**TASK GOAL**
Lines containing the string "mean" are to be collected in full.

**DATA SHOWN**
::::::::::
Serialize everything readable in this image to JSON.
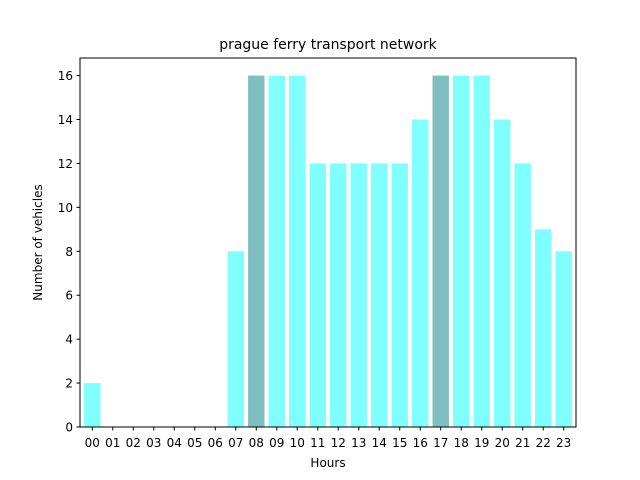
{
  "chart_data": {
    "type": "bar",
    "title": "prague ferry transport network",
    "xlabel": "Hours",
    "ylabel": "Number of vehicles",
    "ylim": [
      0,
      16.8
    ],
    "yticks": [
      0,
      2,
      4,
      6,
      8,
      10,
      12,
      14,
      16
    ],
    "categories": [
      "00",
      "01",
      "02",
      "03",
      "04",
      "05",
      "06",
      "07",
      "08",
      "09",
      "10",
      "11",
      "12",
      "13",
      "14",
      "15",
      "16",
      "17",
      "18",
      "19",
      "20",
      "21",
      "22",
      "23"
    ],
    "values": [
      2,
      0,
      0,
      0,
      0,
      0,
      0,
      8,
      16,
      16,
      16,
      12,
      12,
      12,
      12,
      12,
      14,
      16,
      16,
      16,
      14,
      12,
      9,
      8
    ],
    "highlighted_categories": [
      "08",
      "17"
    ],
    "colors": {
      "bar": "#80ffff",
      "highlight": "#80bfbf"
    },
    "grid": false,
    "legend": "none"
  }
}
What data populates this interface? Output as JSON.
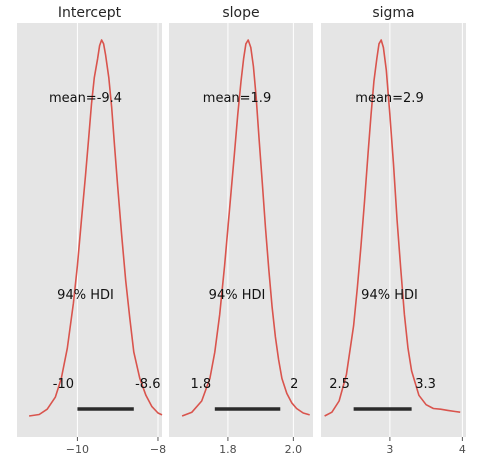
{
  "figure": {
    "background": "#ffffff",
    "panel_bg": "#e5e5e5",
    "grid_color": "#ffffff",
    "line_color": "#d9544d",
    "hdi_color": "#2b2b2b"
  },
  "chart_data": [
    {
      "type": "line",
      "title": "Intercept",
      "mean": -9.4,
      "mean_label": "mean=-9.4",
      "hdi_label": "94% HDI",
      "hdi": [
        -10.0,
        -8.6
      ],
      "hdi_labels": [
        "-10",
        "-8.6"
      ],
      "xlim": [
        -11.5,
        -7.9
      ],
      "xticks": [
        -10,
        -8
      ],
      "xtick_labels": [
        "−10",
        "−8"
      ],
      "density": {
        "x": [
          -11.2,
          -10.95,
          -10.75,
          -10.55,
          -10.4,
          -10.25,
          -10.1,
          -10.0,
          -9.9,
          -9.8,
          -9.72,
          -9.65,
          -9.58,
          -9.5,
          -9.45,
          -9.4,
          -9.35,
          -9.3,
          -9.22,
          -9.15,
          -9.08,
          -9.0,
          -8.9,
          -8.8,
          -8.7,
          -8.6,
          -8.45,
          -8.3,
          -8.15,
          -8.0,
          -7.9
        ],
        "y": [
          0.0,
          0.004,
          0.018,
          0.05,
          0.1,
          0.18,
          0.3,
          0.4,
          0.52,
          0.64,
          0.74,
          0.83,
          0.9,
          0.95,
          0.985,
          1.0,
          0.99,
          0.96,
          0.9,
          0.82,
          0.72,
          0.61,
          0.48,
          0.36,
          0.26,
          0.17,
          0.1,
          0.055,
          0.025,
          0.008,
          0.003
        ]
      }
    },
    {
      "type": "line",
      "title": "slope",
      "mean": 1.9,
      "mean_label": "mean=1.9",
      "hdi_label": "94% HDI",
      "hdi": [
        1.76,
        1.96
      ],
      "hdi_labels": [
        "1.8",
        "2"
      ],
      "xlim": [
        1.62,
        2.06
      ],
      "xticks": [
        1.8,
        2.0
      ],
      "xtick_labels": [
        "1.8",
        "2.0"
      ],
      "density": {
        "x": [
          1.66,
          1.69,
          1.72,
          1.745,
          1.76,
          1.775,
          1.79,
          1.8,
          1.81,
          1.82,
          1.83,
          1.84,
          1.848,
          1.855,
          1.862,
          1.87,
          1.878,
          1.886,
          1.895,
          1.905,
          1.915,
          1.925,
          1.935,
          1.945,
          1.955,
          1.965,
          1.98,
          1.995,
          2.01,
          2.03,
          2.05
        ],
        "y": [
          0.0,
          0.01,
          0.04,
          0.1,
          0.17,
          0.27,
          0.4,
          0.5,
          0.6,
          0.7,
          0.8,
          0.89,
          0.95,
          0.99,
          1.0,
          0.98,
          0.93,
          0.85,
          0.74,
          0.62,
          0.5,
          0.39,
          0.29,
          0.21,
          0.15,
          0.1,
          0.06,
          0.035,
          0.02,
          0.008,
          0.003
        ]
      }
    },
    {
      "type": "line",
      "title": "sigma",
      "mean": 2.9,
      "mean_label": "mean=2.9",
      "hdi_label": "94% HDI",
      "hdi": [
        2.5,
        3.3
      ],
      "hdi_labels": [
        "2.5",
        "3.3"
      ],
      "xlim": [
        2.05,
        4.05
      ],
      "xticks": [
        3,
        4
      ],
      "xtick_labels": [
        "3",
        "4"
      ],
      "density": {
        "x": [
          2.1,
          2.2,
          2.3,
          2.4,
          2.5,
          2.55,
          2.6,
          2.65,
          2.7,
          2.74,
          2.78,
          2.82,
          2.85,
          2.88,
          2.91,
          2.95,
          3.0,
          3.05,
          3.1,
          3.15,
          3.2,
          3.25,
          3.3,
          3.4,
          3.5,
          3.6,
          3.7,
          3.8,
          3.9,
          3.97
        ],
        "y": [
          0.0,
          0.01,
          0.04,
          0.11,
          0.24,
          0.34,
          0.45,
          0.57,
          0.7,
          0.8,
          0.89,
          0.95,
          0.99,
          1.0,
          0.98,
          0.92,
          0.8,
          0.67,
          0.52,
          0.39,
          0.27,
          0.18,
          0.12,
          0.055,
          0.03,
          0.02,
          0.018,
          0.015,
          0.012,
          0.01
        ]
      }
    }
  ]
}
::::::::::
**CORRECT RESULT**
      "mean": -9.4,
      "mean_label": "mean=-9.4",
      "mean": 1.9,
      "mean_label": "mean=1.9",
      "mean": 2.9,
      "mean_label": "mean=2.9",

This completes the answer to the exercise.